- _DIRECTIVE 1_
Set down the lines of the records from the start through the line containing "data-label: 4.8% (396, 311, 421, 322)", without changing anything.

— Start PROVIDED TEXT —

The data to use is stored in a DataFrame called climate_change, which has a time-index with dates of measurements and two data columns: "co2" and "relative_temp".

Use plt.subplots to create a Figure with one Axes called fig and ax, respectively.
Create a variable called seventies that includes all the data between "1970-01-01" and "1979-12-31".
Add the data from seventies to the plot: use the DataFrame index for the x value and the "co2" column for the y values.

import matplotlib.pyplot as plt

# Use plt.subplots to create fig and ax
fig, ax = plt.subplots()

# Create variable seventies with data from "1970-01-01" to "1979-12-31"
seventies = climate_change["1970-01-01":"1979-12-31"]

# Add the time-series for "co2" data from seventies to the plot
ax.plot(seventies.index, seventies["co2"])

# Show the figure
plt.show()

Plotting time-series with different variables

Plotting two variables

If you want to plot two time-series variables that were recorded at the same times, you can add both of them to the same subplot.

If the variables have very different scales, you’ll want to make sure that you plot them in different twin Axes objects. These objects can share one axis (for example, the time, or x-axis) while not sharing the other (the y-axis).

— End PROVIDED TEXT —
— Start DATA SECTION —

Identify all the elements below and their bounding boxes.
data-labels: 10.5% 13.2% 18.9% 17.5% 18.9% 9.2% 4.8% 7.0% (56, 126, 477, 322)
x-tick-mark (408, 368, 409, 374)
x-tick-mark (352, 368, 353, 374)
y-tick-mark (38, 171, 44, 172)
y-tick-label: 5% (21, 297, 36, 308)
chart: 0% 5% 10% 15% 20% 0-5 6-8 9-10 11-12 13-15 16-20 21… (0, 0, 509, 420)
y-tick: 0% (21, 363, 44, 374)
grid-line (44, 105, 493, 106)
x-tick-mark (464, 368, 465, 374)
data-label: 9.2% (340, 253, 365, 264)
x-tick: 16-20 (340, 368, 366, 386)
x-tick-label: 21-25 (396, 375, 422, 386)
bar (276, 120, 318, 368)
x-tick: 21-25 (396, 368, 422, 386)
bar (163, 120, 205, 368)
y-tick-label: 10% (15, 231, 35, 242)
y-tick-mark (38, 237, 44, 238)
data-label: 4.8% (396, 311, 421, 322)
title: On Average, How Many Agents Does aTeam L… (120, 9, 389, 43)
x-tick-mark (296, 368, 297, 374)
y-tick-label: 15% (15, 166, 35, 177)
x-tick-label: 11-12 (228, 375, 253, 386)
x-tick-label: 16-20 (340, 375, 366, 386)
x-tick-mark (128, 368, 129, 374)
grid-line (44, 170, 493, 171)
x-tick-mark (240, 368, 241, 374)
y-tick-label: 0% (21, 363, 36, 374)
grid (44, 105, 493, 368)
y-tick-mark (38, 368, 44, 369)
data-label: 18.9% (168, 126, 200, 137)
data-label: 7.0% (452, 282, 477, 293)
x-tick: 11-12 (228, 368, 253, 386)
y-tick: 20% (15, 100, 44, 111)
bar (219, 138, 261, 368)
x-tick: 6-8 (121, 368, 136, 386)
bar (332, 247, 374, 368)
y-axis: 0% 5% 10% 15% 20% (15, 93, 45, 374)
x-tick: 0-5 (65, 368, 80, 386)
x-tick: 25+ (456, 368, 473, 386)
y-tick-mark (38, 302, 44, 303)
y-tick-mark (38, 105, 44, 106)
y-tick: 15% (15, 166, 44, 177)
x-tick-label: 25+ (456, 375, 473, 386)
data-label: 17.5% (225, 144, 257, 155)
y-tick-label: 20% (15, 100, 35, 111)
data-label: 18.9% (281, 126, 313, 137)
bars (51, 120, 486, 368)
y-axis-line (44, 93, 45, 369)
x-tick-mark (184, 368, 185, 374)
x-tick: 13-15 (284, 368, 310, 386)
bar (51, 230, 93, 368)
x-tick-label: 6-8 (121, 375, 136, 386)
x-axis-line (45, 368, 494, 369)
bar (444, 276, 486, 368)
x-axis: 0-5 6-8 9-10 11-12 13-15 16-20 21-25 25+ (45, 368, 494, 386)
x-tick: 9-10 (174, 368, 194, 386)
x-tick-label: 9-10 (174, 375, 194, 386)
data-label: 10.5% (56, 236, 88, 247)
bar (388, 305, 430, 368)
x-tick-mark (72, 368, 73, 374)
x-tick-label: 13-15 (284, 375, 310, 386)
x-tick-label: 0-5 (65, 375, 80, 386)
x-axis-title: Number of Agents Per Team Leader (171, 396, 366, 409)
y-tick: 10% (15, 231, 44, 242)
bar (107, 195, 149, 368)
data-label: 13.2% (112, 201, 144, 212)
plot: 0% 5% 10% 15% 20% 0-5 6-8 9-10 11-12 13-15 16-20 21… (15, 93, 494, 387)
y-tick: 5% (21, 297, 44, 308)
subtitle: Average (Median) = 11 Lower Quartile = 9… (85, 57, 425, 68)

— End DATA SECTION —

- _DIRECTIVE 2_
Copy out the whole matplotlib time-series text word for word.

- _WORKED SOLUTION 1_
Identify all the elements below and their bounding boxes.
data-labels: 10.5% 13.2% 18.9% 17.5% 18.9% 9.2% 4.8% 7.0% (56, 126, 477, 322)
x-tick-mark (408, 368, 409, 374)
x-tick-mark (352, 368, 353, 374)
y-tick-mark (38, 171, 44, 172)
y-tick-label: 5% (21, 297, 36, 308)
chart: 0% 5% 10% 15% 20% 0-5 6-8 9-10 11-12 13-15 16-20 21… (0, 0, 509, 420)
y-tick: 0% (21, 363, 44, 374)
grid-line (44, 105, 493, 106)
x-tick-mark (464, 368, 465, 374)
data-label: 9.2% (340, 253, 365, 264)
x-tick: 16-20 (340, 368, 366, 386)
x-tick-label: 21-25 (396, 375, 422, 386)
bar (276, 120, 318, 368)
x-tick: 21-25 (396, 368, 422, 386)
bar (163, 120, 205, 368)
y-tick-label: 10% (15, 231, 35, 242)
y-tick-mark (38, 237, 44, 238)
data-label: 4.8% (396, 311, 421, 322)

- _WORKED SOLUTION 2_
The data to use is stored in a DataFrame called climate_change, which has a time-index with dates of measurements and two data columns: "co2" and "relative_temp".

Use plt.subplots to create a Figure with one Axes called fig and ax, respectively.
Create a variable called seventies that includes all the data between "1970-01-01" and "1979-12-31".
Add the data from seventies to the plot: use the DataFrame index for the x value and the "co2" column for the y values.

import matplotlib.pyplot as plt

# Use plt.subplots to create fig and ax
fig, ax = plt.subplots()

# Create variable seventies with data from "1970-01-01" to "1979-12-31"
seventies = climate_change["1970-01-01":"1979-12-31"]

# Add the time-series for "co2" data from seventies to the plot
ax.plot(seventies.index, seventies["co2"])

# Show the figure
plt.show()

Plotting time-series with different variables

Plotting two variables

If you want to plot two time-series variables that were recorded at the same times, you can add both of them to the same subplot.

If the variables have very different scales, you’ll want to make sure that you plot them in different twin Axes objects. These objects can share one axis (for example, the time, or x-axis) while not sharing the other (the y-axis).